__What you are asked to do__
For each line below that includes the word "JSON", make a copy.

::: Data provided

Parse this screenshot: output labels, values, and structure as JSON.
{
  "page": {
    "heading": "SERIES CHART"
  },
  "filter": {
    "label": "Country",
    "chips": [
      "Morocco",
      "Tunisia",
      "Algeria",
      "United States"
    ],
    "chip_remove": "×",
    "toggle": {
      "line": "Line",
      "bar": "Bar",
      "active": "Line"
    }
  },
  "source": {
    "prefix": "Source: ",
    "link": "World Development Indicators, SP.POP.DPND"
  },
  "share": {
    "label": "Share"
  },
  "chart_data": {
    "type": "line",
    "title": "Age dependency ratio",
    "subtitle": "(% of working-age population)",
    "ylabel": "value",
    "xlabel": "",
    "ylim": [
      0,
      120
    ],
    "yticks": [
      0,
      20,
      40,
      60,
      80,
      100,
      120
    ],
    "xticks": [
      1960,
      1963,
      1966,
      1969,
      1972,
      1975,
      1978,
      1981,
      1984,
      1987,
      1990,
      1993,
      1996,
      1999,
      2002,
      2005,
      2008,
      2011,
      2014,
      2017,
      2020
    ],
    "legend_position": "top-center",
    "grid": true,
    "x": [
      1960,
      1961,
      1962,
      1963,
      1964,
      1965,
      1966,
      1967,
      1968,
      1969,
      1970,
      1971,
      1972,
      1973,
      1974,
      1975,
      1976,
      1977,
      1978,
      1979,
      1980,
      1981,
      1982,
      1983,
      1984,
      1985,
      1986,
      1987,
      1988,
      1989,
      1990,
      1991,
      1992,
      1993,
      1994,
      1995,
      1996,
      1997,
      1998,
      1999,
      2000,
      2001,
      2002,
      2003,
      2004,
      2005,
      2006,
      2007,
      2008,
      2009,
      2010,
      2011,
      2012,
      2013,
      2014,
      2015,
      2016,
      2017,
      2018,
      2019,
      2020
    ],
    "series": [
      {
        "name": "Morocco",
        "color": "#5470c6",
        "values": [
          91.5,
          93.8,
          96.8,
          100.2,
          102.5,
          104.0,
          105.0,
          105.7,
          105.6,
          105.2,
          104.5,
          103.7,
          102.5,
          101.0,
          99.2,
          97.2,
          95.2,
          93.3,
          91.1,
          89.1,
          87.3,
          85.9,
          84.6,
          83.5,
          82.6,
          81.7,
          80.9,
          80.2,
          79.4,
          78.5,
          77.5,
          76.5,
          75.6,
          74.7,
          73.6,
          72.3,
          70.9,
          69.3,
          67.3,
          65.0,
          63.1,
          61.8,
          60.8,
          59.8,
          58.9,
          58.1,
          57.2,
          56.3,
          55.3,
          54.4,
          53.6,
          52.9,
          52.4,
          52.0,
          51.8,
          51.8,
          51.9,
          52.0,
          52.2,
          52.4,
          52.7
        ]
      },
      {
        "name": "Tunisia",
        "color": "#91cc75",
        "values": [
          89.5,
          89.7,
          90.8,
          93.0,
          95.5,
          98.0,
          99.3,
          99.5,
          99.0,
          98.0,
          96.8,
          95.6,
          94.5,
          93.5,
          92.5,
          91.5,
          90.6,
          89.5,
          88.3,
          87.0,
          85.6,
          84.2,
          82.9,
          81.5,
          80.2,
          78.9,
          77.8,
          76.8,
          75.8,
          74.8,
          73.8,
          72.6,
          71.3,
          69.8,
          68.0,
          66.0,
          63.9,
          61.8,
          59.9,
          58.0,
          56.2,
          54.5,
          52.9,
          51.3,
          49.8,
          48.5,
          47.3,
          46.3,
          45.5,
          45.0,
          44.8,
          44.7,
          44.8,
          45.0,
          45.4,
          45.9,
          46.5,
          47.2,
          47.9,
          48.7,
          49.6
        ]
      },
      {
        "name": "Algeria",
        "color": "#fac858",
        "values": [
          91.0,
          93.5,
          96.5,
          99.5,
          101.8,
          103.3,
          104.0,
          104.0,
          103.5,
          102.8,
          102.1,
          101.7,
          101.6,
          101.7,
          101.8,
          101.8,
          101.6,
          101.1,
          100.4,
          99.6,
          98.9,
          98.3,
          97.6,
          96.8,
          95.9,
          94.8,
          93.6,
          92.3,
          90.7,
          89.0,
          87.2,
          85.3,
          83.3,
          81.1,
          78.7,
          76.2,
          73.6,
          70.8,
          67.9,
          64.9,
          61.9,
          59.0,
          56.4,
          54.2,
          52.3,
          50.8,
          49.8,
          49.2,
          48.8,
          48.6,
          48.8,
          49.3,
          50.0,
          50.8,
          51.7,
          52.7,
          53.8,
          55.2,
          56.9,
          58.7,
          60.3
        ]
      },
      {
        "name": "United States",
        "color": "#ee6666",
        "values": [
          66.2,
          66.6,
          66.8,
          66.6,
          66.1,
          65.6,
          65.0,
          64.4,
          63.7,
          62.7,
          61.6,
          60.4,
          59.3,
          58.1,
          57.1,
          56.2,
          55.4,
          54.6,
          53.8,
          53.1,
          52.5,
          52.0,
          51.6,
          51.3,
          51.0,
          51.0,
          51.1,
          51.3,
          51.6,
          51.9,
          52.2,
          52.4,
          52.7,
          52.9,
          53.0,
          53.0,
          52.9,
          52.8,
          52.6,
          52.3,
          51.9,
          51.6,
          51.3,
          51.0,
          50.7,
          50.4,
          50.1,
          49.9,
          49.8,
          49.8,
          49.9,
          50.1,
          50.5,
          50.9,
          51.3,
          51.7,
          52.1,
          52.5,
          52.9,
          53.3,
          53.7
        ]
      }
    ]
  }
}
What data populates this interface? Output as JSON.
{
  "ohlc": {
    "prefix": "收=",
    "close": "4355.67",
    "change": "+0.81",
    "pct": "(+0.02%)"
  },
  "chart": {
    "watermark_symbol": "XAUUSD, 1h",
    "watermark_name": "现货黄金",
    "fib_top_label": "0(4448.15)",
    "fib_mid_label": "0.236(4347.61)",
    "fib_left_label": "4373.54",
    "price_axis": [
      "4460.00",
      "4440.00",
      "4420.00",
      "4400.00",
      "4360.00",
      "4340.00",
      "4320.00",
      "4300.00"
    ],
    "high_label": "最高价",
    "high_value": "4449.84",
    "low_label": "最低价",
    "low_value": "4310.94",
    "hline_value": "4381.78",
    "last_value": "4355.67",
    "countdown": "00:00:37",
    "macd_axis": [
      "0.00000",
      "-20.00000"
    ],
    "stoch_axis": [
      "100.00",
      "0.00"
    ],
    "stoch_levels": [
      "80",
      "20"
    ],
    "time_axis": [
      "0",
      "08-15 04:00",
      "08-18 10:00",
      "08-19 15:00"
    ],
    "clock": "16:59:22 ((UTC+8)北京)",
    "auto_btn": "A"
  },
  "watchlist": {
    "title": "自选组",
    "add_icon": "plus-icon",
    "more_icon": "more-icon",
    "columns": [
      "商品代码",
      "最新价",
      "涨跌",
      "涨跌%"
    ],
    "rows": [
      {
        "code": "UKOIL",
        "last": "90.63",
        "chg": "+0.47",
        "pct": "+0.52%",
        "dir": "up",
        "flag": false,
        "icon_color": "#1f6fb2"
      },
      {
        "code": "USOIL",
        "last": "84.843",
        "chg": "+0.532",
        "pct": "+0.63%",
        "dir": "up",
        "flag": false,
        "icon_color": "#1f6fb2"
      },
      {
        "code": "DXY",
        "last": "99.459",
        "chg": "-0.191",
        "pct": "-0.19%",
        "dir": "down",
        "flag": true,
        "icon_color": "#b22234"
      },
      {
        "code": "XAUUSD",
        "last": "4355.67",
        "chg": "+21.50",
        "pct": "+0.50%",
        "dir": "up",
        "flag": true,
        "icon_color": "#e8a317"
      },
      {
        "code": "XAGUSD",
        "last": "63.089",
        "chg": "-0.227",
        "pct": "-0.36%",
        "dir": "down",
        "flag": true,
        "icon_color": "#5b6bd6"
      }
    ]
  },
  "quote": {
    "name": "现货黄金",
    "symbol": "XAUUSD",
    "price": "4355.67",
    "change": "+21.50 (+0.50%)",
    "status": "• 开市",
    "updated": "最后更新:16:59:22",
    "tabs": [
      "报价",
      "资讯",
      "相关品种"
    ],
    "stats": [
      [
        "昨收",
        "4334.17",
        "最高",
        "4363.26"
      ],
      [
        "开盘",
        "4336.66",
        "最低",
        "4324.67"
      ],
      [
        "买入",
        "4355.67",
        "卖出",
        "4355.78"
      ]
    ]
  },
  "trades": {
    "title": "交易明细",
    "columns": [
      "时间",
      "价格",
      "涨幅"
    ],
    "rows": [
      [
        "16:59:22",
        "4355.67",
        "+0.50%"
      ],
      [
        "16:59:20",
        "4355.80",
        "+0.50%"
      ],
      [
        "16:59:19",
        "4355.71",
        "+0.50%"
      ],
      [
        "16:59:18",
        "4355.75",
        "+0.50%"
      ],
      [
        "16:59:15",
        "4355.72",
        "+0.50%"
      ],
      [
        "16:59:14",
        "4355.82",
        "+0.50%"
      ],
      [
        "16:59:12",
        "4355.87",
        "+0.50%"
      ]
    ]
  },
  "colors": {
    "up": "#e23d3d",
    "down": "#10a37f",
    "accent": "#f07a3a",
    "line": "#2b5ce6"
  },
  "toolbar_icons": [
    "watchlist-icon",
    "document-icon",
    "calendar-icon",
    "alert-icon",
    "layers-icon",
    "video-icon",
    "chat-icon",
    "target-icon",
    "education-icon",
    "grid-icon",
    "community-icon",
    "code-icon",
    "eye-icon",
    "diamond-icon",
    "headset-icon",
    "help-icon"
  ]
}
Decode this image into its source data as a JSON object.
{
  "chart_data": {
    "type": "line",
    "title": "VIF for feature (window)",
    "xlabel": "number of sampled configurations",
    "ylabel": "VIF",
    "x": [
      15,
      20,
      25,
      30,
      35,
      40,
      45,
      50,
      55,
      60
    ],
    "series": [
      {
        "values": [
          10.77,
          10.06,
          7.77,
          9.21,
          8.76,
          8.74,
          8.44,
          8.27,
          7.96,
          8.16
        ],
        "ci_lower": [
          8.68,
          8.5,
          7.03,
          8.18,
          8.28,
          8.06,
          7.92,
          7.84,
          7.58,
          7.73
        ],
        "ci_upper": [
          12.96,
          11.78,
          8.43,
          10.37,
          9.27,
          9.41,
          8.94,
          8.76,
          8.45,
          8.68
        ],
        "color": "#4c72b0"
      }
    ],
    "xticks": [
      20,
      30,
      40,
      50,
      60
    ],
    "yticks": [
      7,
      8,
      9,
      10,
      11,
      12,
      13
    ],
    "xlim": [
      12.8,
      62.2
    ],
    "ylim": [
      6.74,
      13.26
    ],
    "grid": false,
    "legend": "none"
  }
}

::::::

__Worked answer__
Parse this screenshot: output labels, values, and structure as JSON.
What data populates this interface? Output as JSON.
Decode this image into its source data as a JSON object.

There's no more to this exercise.